WHAT IS BEING ASKED >> Identify and pull out each line of the entries in which "JSON" occurs.

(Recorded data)
-=-=-=-=-

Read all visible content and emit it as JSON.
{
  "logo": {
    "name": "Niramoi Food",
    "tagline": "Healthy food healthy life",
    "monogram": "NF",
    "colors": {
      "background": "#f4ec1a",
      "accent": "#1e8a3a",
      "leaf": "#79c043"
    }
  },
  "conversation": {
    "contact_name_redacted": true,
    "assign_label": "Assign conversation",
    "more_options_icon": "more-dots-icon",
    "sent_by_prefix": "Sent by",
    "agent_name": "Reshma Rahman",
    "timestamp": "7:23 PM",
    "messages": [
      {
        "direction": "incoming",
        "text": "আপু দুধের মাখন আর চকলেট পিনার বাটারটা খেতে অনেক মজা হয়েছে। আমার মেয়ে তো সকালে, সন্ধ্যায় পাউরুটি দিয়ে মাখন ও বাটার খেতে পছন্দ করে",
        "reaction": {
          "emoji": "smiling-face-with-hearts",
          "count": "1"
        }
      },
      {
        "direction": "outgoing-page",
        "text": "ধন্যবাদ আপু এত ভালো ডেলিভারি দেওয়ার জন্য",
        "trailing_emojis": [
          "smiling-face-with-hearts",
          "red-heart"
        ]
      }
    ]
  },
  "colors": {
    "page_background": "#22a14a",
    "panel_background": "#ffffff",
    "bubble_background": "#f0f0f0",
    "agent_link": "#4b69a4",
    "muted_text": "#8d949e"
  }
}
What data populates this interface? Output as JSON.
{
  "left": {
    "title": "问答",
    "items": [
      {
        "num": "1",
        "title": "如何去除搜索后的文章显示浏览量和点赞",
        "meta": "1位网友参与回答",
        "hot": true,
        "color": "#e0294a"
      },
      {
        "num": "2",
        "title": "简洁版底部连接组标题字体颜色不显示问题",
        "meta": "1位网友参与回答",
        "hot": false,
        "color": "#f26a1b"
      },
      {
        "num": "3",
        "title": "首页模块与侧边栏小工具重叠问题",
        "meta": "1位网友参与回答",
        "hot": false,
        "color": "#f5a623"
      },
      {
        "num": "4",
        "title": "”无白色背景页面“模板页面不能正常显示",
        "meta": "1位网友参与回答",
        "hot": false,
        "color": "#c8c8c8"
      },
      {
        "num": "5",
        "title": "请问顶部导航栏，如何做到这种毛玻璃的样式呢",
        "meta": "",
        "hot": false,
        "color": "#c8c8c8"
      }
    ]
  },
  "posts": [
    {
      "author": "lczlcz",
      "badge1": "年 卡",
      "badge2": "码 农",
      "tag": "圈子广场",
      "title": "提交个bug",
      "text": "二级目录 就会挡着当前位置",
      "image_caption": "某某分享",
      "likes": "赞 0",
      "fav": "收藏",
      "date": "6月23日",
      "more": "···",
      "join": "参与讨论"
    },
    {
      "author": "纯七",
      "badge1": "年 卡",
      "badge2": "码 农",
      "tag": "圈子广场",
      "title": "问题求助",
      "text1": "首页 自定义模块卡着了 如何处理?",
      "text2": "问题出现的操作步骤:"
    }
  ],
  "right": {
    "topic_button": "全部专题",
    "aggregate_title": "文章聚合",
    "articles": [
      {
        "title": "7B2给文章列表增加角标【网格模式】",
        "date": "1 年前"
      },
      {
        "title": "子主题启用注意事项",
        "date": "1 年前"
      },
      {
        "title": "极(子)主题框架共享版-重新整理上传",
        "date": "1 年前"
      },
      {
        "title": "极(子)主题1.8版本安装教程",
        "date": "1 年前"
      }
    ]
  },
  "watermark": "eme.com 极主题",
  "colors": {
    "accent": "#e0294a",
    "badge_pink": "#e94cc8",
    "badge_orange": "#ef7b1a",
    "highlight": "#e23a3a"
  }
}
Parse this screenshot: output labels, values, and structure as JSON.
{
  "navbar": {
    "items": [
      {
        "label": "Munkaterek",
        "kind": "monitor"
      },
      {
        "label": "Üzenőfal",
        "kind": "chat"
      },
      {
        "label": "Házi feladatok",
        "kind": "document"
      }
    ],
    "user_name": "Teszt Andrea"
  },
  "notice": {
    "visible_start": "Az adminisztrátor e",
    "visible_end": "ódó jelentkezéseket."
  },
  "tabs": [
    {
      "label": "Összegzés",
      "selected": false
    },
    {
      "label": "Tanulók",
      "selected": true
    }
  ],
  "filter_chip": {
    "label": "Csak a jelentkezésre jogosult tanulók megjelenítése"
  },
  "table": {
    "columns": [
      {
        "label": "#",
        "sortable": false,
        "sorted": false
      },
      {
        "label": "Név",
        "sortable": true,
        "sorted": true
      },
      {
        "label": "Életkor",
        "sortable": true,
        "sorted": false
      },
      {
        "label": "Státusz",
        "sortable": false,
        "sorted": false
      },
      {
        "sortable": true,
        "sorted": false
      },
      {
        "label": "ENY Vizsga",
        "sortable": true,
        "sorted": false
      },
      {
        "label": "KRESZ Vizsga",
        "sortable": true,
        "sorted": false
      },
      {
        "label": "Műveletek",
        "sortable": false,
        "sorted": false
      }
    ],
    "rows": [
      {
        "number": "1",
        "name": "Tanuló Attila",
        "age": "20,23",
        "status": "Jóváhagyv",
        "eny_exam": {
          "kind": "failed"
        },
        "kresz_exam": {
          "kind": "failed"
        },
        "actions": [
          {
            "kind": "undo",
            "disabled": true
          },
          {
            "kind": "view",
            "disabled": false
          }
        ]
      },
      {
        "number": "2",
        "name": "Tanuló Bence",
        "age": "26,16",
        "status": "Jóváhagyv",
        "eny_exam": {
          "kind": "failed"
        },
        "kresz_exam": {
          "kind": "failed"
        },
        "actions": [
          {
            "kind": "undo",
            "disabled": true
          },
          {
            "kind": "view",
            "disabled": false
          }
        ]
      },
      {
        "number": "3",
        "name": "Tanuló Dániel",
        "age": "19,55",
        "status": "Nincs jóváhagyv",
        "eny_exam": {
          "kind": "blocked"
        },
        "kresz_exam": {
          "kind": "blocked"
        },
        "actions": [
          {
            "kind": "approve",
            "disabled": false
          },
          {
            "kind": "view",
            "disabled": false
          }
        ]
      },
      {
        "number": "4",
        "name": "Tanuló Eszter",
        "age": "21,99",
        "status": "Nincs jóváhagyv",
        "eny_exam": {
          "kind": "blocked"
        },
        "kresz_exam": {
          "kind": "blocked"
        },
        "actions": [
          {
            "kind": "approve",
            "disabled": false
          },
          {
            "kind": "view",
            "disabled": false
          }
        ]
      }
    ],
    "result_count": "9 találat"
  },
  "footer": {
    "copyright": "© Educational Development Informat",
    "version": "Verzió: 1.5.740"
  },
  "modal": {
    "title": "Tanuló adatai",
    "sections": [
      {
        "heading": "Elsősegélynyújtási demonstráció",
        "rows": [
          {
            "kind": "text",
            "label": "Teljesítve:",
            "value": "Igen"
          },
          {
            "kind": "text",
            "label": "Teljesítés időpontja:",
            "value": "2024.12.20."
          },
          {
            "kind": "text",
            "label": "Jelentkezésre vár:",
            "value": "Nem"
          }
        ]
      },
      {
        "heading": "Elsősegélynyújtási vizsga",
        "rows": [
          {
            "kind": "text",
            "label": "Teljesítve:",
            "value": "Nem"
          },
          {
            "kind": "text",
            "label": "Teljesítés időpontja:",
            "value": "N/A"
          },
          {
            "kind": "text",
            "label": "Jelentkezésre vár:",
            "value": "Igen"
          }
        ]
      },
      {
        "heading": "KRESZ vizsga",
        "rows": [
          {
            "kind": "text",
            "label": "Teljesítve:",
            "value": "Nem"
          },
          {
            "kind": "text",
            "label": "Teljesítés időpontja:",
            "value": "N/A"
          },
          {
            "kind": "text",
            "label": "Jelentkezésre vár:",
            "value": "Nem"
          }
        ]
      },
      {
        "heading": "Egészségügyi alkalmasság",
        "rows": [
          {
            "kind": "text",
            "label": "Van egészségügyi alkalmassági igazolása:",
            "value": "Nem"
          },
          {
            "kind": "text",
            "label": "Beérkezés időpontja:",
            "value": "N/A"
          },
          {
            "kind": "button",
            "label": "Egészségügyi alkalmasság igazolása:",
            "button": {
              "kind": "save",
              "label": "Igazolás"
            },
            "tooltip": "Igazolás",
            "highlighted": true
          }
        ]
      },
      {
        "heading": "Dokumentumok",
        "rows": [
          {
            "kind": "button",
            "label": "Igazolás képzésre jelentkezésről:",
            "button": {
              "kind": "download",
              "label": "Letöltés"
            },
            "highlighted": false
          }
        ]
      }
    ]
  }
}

-=-=-=-=-

ANSWER FOR THIS EXERCISE >>
Read all visible content and emit it as JSON.
What data populates this interface? Output as JSON.
Parse this screenshot: output labels, values, and structure as JSON.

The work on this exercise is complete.